■ **What the task asks**: From the entries that follow, pick out all lines holding "Print".

--- begin Data entries ---

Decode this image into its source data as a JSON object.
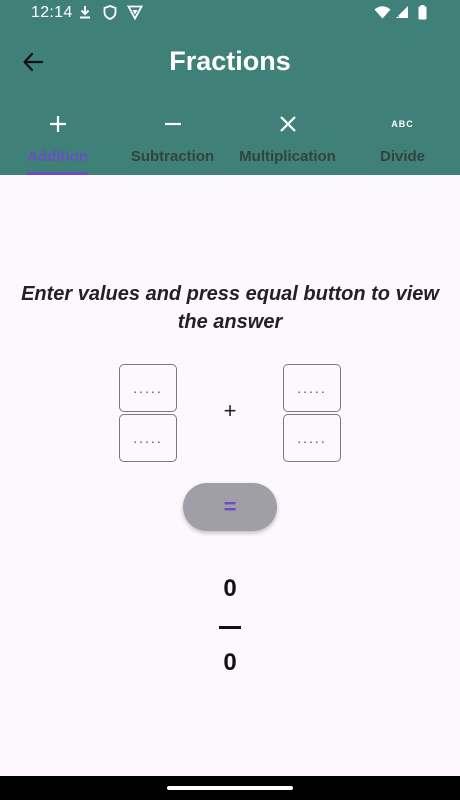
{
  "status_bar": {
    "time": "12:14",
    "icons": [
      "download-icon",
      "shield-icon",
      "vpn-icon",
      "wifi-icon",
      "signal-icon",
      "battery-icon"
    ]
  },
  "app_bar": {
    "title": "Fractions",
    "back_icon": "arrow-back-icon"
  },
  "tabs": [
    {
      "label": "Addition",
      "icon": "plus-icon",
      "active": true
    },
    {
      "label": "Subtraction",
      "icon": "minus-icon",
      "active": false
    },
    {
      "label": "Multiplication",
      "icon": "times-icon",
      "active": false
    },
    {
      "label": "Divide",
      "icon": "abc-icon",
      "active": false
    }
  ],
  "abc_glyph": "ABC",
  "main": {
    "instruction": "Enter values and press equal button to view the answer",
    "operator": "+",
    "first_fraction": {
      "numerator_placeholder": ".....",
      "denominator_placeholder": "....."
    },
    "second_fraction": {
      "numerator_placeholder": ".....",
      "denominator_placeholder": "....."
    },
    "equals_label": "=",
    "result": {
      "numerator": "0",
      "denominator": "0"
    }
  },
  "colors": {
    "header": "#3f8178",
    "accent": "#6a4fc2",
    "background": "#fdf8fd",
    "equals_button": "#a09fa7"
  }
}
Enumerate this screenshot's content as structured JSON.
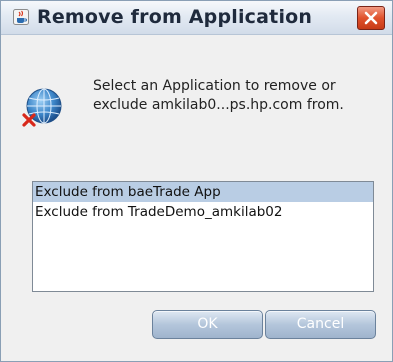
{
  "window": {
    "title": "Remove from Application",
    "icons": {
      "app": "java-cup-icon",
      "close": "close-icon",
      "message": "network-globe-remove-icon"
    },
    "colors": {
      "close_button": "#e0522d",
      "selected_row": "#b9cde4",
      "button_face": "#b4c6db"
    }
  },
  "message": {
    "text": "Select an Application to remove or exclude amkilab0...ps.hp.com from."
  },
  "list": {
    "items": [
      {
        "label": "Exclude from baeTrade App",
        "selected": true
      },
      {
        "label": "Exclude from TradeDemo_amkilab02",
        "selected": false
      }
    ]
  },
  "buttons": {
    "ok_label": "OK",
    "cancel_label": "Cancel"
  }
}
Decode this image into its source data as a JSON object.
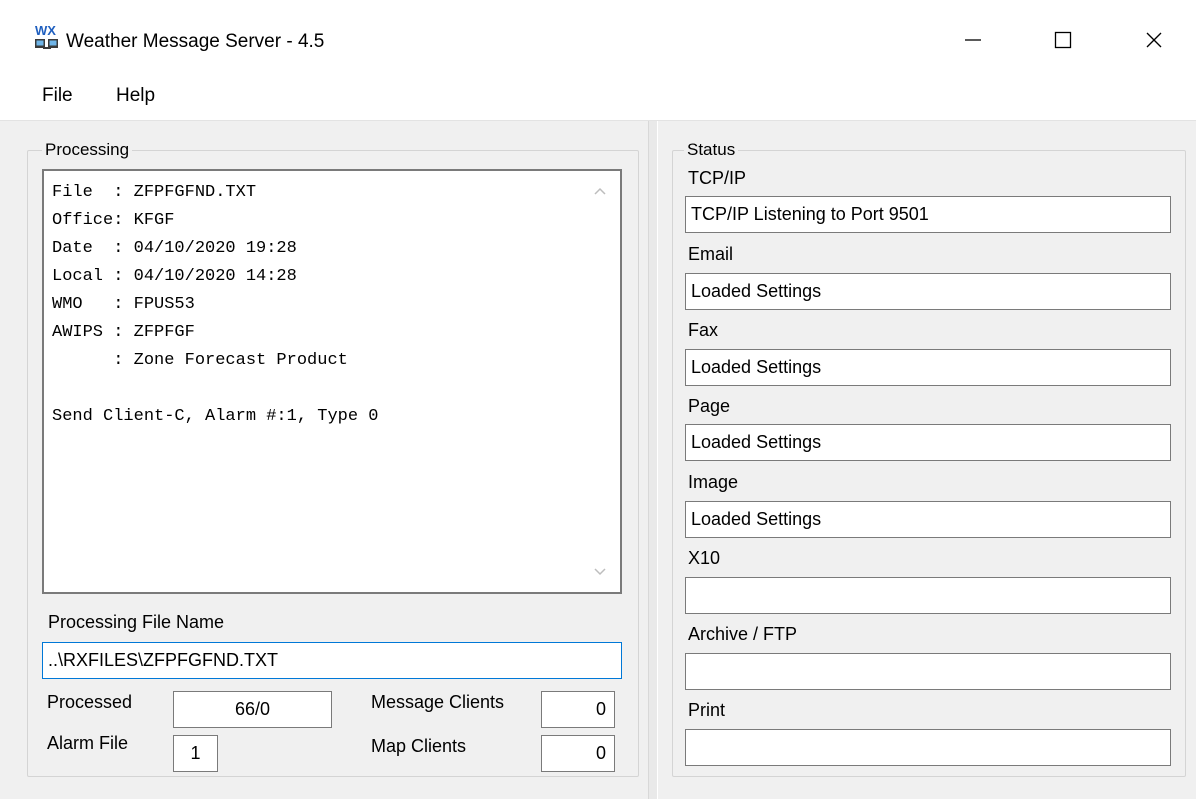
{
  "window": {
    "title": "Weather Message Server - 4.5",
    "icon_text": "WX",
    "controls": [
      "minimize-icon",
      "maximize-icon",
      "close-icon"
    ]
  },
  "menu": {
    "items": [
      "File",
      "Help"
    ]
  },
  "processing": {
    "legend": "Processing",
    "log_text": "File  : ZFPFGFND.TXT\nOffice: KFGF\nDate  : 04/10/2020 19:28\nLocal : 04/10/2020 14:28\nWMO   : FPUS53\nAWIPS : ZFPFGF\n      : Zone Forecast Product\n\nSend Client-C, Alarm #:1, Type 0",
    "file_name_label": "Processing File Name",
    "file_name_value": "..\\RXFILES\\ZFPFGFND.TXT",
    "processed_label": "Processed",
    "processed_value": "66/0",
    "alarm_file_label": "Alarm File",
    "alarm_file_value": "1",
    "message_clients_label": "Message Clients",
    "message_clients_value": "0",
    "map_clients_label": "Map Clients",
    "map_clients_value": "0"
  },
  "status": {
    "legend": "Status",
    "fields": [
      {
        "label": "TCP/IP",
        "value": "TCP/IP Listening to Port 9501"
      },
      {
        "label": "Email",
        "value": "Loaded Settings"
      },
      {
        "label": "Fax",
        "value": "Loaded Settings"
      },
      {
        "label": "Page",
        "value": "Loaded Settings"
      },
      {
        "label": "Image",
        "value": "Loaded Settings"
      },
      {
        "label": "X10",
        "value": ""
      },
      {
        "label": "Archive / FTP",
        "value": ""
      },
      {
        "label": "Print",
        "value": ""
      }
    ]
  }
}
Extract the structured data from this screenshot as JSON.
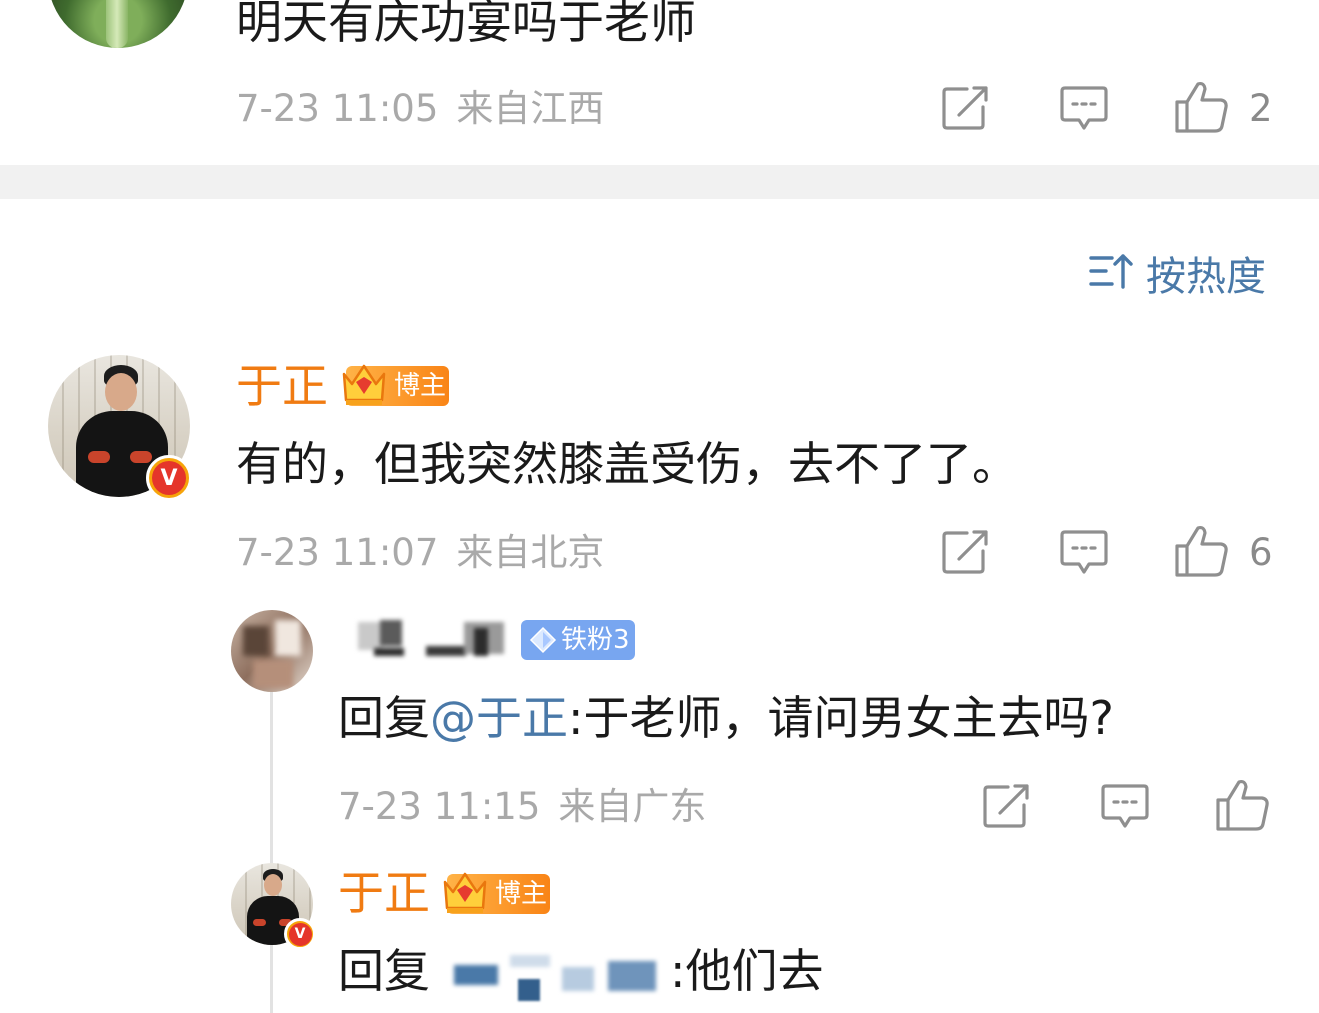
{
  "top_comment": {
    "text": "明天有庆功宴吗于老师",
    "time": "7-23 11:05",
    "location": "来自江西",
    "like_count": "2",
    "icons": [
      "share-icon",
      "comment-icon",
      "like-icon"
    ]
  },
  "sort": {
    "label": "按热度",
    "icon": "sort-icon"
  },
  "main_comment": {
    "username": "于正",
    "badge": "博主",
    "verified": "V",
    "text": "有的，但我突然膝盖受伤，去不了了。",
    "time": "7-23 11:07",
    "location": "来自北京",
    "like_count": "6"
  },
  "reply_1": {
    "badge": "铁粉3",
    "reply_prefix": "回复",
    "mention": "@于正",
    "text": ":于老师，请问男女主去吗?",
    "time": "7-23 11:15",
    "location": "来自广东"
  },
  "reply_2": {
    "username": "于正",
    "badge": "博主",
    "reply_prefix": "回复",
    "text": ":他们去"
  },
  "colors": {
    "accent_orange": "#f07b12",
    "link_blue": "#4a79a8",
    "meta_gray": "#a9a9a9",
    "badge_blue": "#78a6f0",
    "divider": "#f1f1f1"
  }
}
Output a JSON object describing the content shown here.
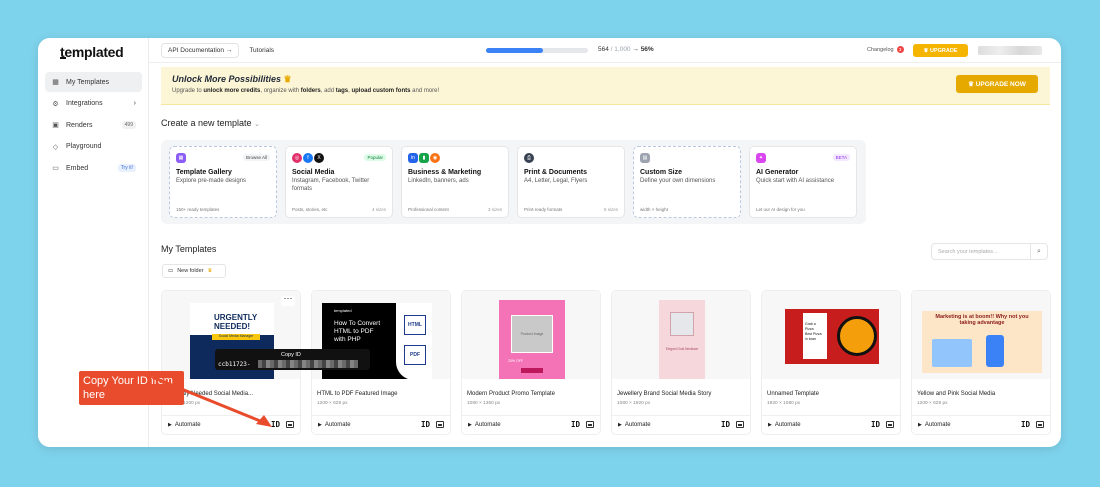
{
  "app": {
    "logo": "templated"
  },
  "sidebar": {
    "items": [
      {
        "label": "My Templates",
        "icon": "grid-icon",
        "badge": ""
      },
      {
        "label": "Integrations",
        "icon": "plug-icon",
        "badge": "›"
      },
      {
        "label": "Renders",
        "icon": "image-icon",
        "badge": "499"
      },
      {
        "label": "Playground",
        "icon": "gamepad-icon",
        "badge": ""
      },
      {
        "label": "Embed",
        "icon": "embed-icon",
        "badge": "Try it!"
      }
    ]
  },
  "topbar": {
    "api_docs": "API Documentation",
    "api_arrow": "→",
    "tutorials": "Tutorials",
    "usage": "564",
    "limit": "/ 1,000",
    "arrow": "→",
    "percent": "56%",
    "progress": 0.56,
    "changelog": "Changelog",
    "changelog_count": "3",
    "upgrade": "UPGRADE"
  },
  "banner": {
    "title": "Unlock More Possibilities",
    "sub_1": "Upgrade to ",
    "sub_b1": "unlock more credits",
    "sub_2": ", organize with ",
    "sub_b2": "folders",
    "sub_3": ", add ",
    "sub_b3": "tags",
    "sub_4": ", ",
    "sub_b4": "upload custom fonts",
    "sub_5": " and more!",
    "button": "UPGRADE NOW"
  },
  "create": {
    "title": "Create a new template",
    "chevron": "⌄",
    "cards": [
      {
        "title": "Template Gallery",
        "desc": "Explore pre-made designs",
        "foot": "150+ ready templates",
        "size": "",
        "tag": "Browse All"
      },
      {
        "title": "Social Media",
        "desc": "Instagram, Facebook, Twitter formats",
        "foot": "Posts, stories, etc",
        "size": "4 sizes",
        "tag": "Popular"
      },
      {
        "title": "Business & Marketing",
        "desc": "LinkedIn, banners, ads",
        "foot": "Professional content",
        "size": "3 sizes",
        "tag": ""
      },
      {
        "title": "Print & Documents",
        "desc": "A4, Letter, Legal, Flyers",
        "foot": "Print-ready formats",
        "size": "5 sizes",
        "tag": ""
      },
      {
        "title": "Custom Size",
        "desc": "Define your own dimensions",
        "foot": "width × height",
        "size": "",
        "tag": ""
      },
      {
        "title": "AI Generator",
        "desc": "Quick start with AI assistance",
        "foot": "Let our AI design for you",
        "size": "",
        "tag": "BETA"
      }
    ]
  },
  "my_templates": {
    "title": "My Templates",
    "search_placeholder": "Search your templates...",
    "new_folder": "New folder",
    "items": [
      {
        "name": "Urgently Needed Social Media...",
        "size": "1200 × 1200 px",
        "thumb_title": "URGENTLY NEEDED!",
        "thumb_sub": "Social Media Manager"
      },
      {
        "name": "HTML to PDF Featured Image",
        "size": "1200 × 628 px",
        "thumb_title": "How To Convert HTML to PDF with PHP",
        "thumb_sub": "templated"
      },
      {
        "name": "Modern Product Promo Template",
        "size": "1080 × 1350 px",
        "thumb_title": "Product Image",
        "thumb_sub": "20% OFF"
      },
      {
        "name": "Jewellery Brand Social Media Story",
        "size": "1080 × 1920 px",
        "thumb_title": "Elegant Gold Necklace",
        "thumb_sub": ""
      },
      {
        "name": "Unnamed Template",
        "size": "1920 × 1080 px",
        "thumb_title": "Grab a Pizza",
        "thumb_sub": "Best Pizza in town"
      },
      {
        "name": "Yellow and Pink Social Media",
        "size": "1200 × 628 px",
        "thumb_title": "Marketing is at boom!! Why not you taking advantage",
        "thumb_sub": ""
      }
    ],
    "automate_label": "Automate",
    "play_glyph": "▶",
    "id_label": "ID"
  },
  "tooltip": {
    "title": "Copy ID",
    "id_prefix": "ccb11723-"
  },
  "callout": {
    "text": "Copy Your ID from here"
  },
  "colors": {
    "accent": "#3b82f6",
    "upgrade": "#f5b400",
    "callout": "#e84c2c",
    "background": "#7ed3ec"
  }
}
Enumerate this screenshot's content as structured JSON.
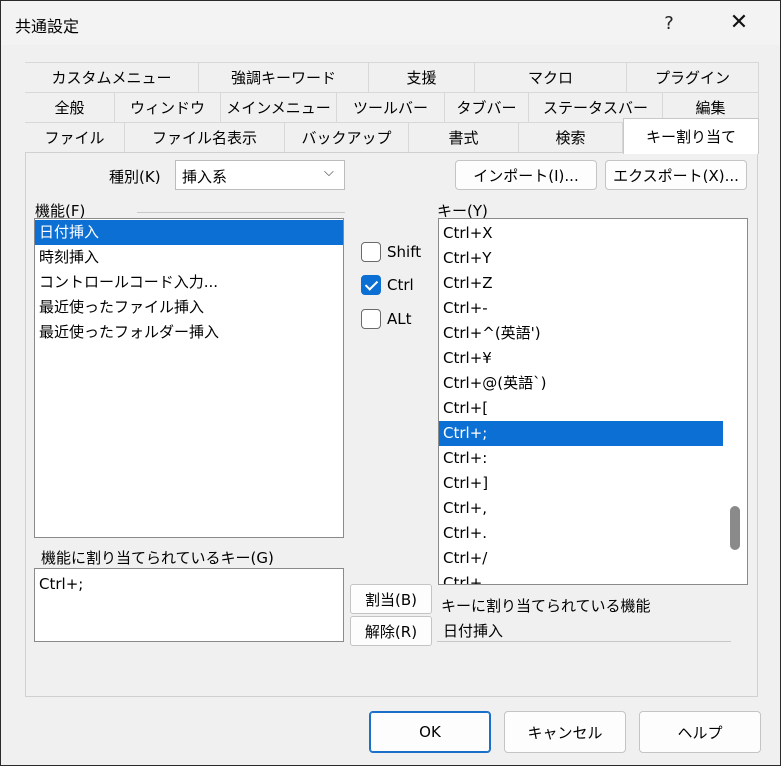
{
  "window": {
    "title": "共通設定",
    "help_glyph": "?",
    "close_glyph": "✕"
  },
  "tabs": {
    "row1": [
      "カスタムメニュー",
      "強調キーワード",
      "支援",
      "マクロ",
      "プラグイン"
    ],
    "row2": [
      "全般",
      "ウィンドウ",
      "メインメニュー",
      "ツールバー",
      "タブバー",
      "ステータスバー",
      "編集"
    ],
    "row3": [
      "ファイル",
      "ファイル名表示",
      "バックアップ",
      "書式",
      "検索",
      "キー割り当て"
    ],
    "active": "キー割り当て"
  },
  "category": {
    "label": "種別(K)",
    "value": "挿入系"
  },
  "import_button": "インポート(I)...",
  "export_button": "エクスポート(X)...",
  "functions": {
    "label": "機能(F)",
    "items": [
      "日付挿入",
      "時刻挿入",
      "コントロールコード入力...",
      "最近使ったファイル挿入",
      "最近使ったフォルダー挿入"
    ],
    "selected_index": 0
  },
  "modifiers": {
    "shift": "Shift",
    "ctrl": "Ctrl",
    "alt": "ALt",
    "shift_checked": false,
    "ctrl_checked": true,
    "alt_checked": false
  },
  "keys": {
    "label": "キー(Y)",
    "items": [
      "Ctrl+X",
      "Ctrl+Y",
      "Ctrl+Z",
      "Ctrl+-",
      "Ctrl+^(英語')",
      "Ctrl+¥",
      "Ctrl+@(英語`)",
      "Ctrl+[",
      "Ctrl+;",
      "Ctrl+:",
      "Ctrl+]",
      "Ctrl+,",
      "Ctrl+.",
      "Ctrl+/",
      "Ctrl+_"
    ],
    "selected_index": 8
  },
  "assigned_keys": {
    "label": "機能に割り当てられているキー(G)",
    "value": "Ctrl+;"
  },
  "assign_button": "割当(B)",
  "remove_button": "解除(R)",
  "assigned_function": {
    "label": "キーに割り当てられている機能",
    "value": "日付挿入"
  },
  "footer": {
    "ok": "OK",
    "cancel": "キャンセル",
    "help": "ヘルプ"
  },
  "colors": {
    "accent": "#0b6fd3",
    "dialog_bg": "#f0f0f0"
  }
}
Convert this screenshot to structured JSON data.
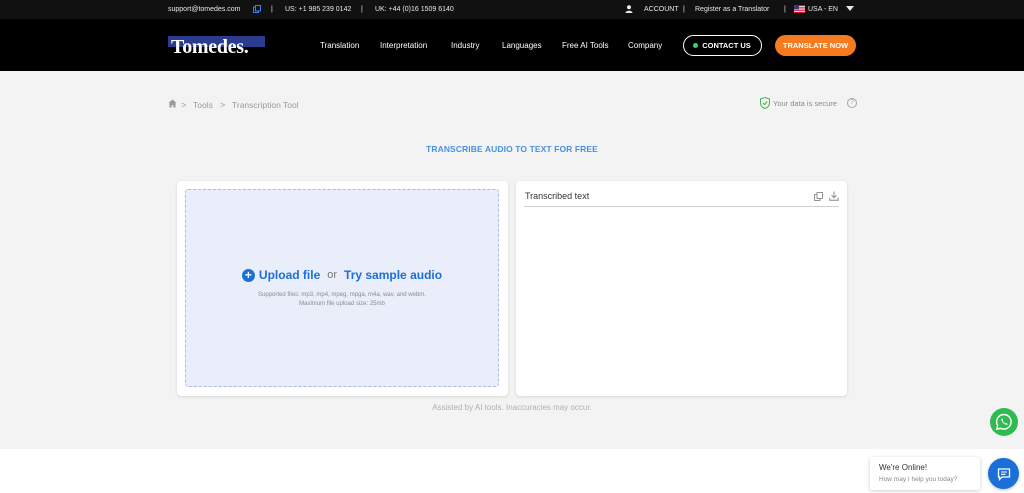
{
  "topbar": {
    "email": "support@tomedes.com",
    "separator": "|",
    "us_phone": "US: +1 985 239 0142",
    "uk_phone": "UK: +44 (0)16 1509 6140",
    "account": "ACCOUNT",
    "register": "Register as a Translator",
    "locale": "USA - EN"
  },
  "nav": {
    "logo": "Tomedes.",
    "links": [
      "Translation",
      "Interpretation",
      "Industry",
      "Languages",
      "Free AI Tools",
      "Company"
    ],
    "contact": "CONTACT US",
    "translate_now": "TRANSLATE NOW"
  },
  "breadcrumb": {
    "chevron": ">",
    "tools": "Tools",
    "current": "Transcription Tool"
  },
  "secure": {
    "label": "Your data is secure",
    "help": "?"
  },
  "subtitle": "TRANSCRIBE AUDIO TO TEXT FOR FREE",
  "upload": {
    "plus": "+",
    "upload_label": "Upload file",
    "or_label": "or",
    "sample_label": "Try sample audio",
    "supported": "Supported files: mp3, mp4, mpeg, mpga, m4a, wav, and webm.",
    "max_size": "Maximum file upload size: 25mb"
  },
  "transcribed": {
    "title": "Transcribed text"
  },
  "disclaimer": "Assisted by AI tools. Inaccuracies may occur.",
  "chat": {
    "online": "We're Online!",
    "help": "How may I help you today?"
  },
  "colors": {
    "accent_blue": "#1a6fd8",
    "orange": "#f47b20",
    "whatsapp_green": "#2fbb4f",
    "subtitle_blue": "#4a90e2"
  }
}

--- end Data entries ---

■ **Correct answer**:
        "label": "Print",
        "title": "Print & Documents",
        "foot": "Print-ready formats",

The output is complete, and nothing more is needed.